#### EXERCISE TASK
Reproduce the listing below exactly, minus its pictures.

#### LISTING
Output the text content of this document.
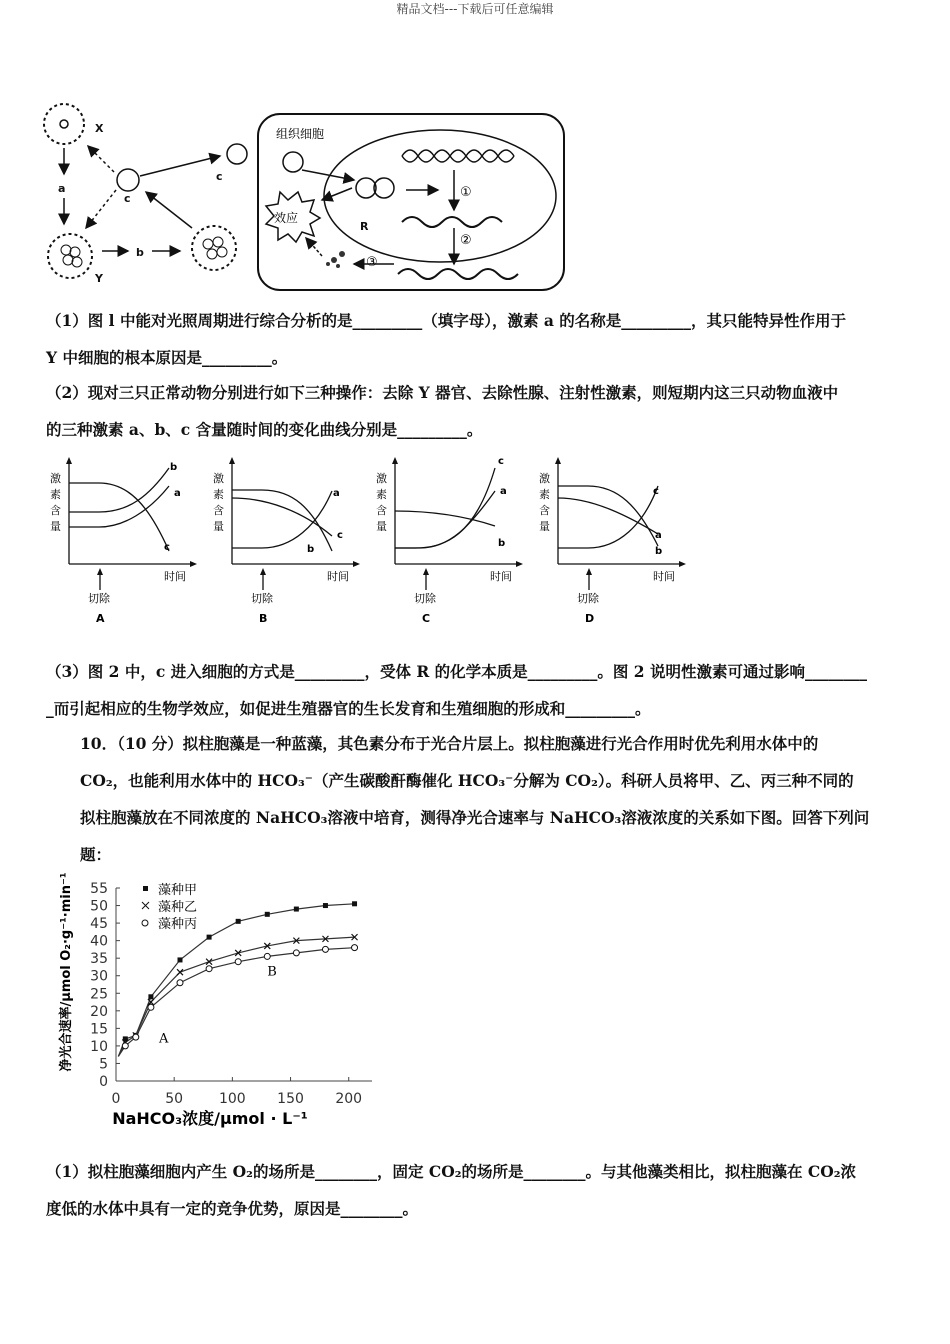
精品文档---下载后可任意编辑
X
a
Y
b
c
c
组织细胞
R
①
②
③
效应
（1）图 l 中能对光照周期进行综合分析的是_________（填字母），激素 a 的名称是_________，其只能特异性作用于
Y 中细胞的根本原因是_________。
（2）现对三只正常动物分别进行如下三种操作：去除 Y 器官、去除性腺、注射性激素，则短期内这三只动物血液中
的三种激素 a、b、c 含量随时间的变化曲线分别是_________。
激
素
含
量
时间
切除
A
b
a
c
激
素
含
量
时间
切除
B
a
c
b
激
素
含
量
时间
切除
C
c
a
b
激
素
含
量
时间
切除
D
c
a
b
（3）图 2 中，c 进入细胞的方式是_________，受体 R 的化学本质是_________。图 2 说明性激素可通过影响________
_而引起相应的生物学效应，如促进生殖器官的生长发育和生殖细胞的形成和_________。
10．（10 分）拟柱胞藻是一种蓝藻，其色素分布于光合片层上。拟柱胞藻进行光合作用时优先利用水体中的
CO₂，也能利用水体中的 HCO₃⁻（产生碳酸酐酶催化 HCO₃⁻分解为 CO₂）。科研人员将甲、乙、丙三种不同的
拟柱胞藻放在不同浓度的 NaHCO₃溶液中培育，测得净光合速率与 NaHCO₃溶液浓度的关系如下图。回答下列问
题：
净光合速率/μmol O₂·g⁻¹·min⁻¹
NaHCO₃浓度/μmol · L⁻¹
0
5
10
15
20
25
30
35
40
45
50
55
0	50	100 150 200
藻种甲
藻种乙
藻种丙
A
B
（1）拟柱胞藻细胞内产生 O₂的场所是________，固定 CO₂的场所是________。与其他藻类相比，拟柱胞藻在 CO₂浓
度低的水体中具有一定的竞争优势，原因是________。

#### WRITTEN SOLUTION
Output the text content of this document.
精品文档---下载后可任意编辑
X
a
Y
b
c
c
组织细胞
R
①
②
③
效应
（1）图 l 中能对光照周期进行综合分析的是_________（填字母），激素 a 的名称是_________，其只能特异性作用于
Y 中细胞的根本原因是_________。
（2）现对三只正常动物分别进行如下三种操作：去除 Y 器官、去除性腺、注射性激素，则短期内这三只动物血液中
的三种激素 a、b、c 含量随时间的变化曲线分别是_________。
激
素
含
量
时间
切除
A
b
a
c
激
素
含
量
时间
切除
B
a
c
b
激
素
含
量
时间
切除
C
c
a
b
激
素
含
量
时间
切除
D
c
a
b
（3）图 2 中，c 进入细胞的方式是_________，受体 R 的化学本质是_________。图 2 说明性激素可通过影响________
_而引起相应的生物学效应，如促进生殖器官的生长发育和生殖细胞的形成和_________。
10．（10 分）拟柱胞藻是一种蓝藻，其色素分布于光合片层上。拟柱胞藻进行光合作用时优先利用水体中的
CO₂，也能利用水体中的 HCO₃⁻（产生碳酸酐酶催化 HCO₃⁻分解为 CO₂）。科研人员将甲、乙、丙三种不同的
拟柱胞藻放在不同浓度的 NaHCO₃溶液中培育，测得净光合速率与 NaHCO₃溶液浓度的关系如下图。回答下列问
题：
净光合速率/μmol O₂·g⁻¹·min⁻¹
NaHCO₃浓度/μmol · L⁻¹
0
5
10
15
20
25
30
35
40
45
50
55
0	50	100 150 200
藻种甲
藻种乙
藻种丙
A
B
（1）拟柱胞藻细胞内产生 O₂的场所是________，固定 CO₂的场所是________。与其他藻类相比，拟柱胞藻在 CO₂浓
度低的水体中具有一定的竞争优势，原因是________。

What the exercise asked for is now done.